Instruction 1 » Which groups of data can a character rig contain for any frame in time, according to the rig data description?
Instruction 2 » In the rig data description, what order are the quaternion rotation values given in?
Instruction 3 » Reproduce the rig data description from "3D vectors representing" up to and including "usage always present.".

Document segment »
Once generated, all rigs (characters or otherwise) are compressed using ZFP, encoded as BASE64, and output as JSON files.
Rigs follow a right-handed coordinate system with +y as "up" and +z coming out of the screen:
+y
|
|
|
|-------- +x
/
/
+z
For any frame in time, a character rig is comprised of up to 4 groups of data:
- Position
- Offsets
- Rotations
- Bone lengths
Character rigs have the type "humanoid".
XYZ of the root joint, in world coordinates.
3D vectors representing bone offsets. This applies to joints that don't 'visibly' connect, such as the connection between hips and pelvis. These can be used directly and do not need to be rotated; however, they are often ignored, instead using the offsets defined by the model which are then rotated by the parent joint.
Index | offset root | offset tip |
---|---|---|
0 | pelvis | right hip |
1 | pelvis | left hip |
2 | baseNeck | right shoulder |
3 | baseNeck | left shoulder |
Quaternion values representing the relative orientation of each joint, in XYZW order. This includes the pelvis which has it's rotation relative to the up-vector. These are technically optional but in practical usage always present.
Index | offset root |
---|---|
0 | pelvis |
1 | rHIp |
2 | rKnee |
3 | rAnkle |
4 | rToeBase |
5 | lHip |
6 | lKnee |
7 | lAnkle |
8 | lToeBase |
9 | spine2 |
10 | spine3 |
11 | spine4 |
12 | rShoulder |
13 | rElbow |
14 | rWrist |
15 | lShoulder |
16 | lElbow |
17 | lWrist |
18 | baseNeck |
19 | baseHead |
Bone lengths are provided in case they are useful. Usually bone lengths are defined by the character model, not the skeleton. The lengths are an average over the first few frames per character and do not change.
graph TD;
0_pelvis/spine1-->1_rHip;
1_rHip-->2_rKnee;
2_rKnee-->3_rAnkle;
3_rAnkle-->4_rToeBase;
0_pelvis/spine1-->5_lHip;
5_lHip-->6_lKnee;
6_lKnee-->7_lAnkle;
7_lAnkle-->8_lToeBase;
0_pelvis/spine1-->9_spine2;
9_spine2-->10_spine3;
10_spine3-->11_spine4;
11_spine4-->12_rShoulder;
12_rShoulder-->13_rElbow;
13_rElbow-->14_rWrist;
11_spine4-->15_lShoulder;
15_lShoulder-->16_lElbow;
16_lElbow-->17_lWrist;
11_spine4-->18_baseNeck;
18_baseNeck-->19_baseHead;
The rest pose, or bind pose, is defined as a T-pose and has the following characteristics:
- +Z pointing forward or up
- +Y pointing along the bone
- +X ending up wherever
- arms rotated about the Z axis 90 degrees (π/2) from the pelvis/spine1 vector, one positive and one negative
- legs rotated about the Z axis 180 degrees (π) from the pelvis/spine1 vector
- ankle rotated about the X axis 70 degrees (π*7/18) from the leg
- toebase rotated about the X axis 20 degrees (π/9) from the ankle
A ball rig uses the same basic structure as a humanoid rig and will have the type "ball". Ball includes one pelvis joint representing its orientation. Ball rigs contain no joint offsets, bone lengths, or other rotations.

Source excerpt »
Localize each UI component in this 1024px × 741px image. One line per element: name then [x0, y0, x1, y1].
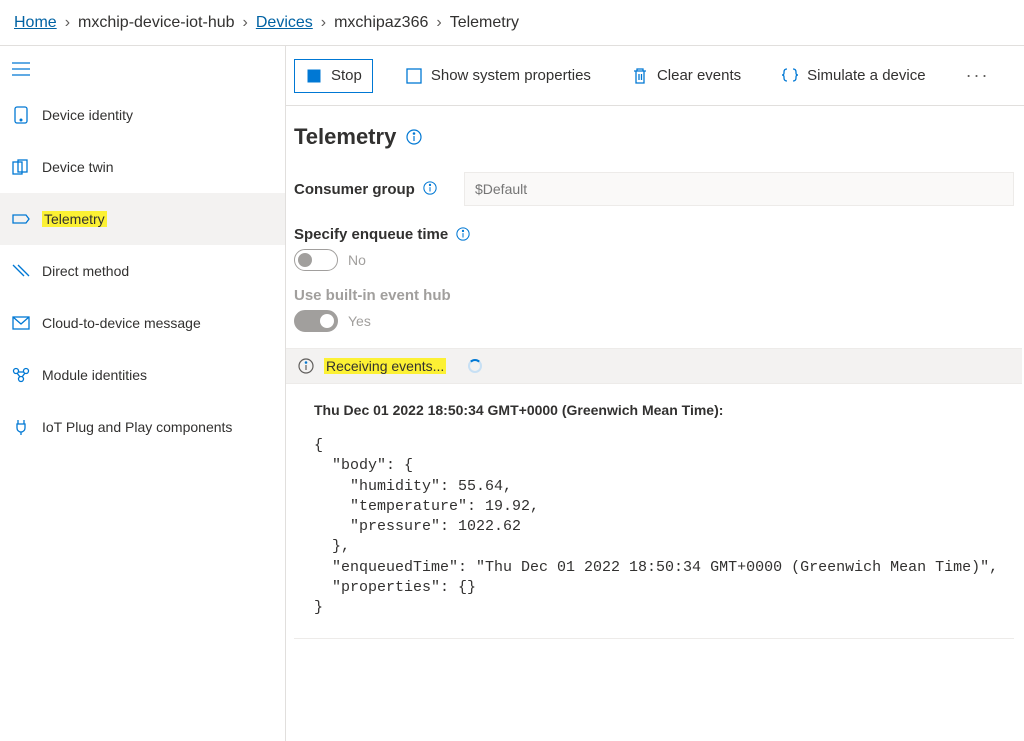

Problem solution 1 »
- Position
- Offsets
- Rotations
- Bone lengths

Problem solution 2 » XYZW order.

Problem solution 3 »
3D vectors representing bone offsets. This applies to joints that don't 'visibly' connect, such as the connection between hips and pelvis. These can be used directly and do not need to be rotated; however, they are often ignored, instead using the offsets defined by the model which are then rotated by the parent joint.
Index | offset root | offset tip |
---|---|---|
0 | pelvis | right hip |
1 | pelvis | left hip |
2 | baseNeck | right shoulder |
3 | baseNeck | left shoulder |
Quaternion values representing the relative orientation of each joint, in XYZW order. This includes the pelvis which has it's rotation relative to the up-vector. These are technically optional but in practical usage always present.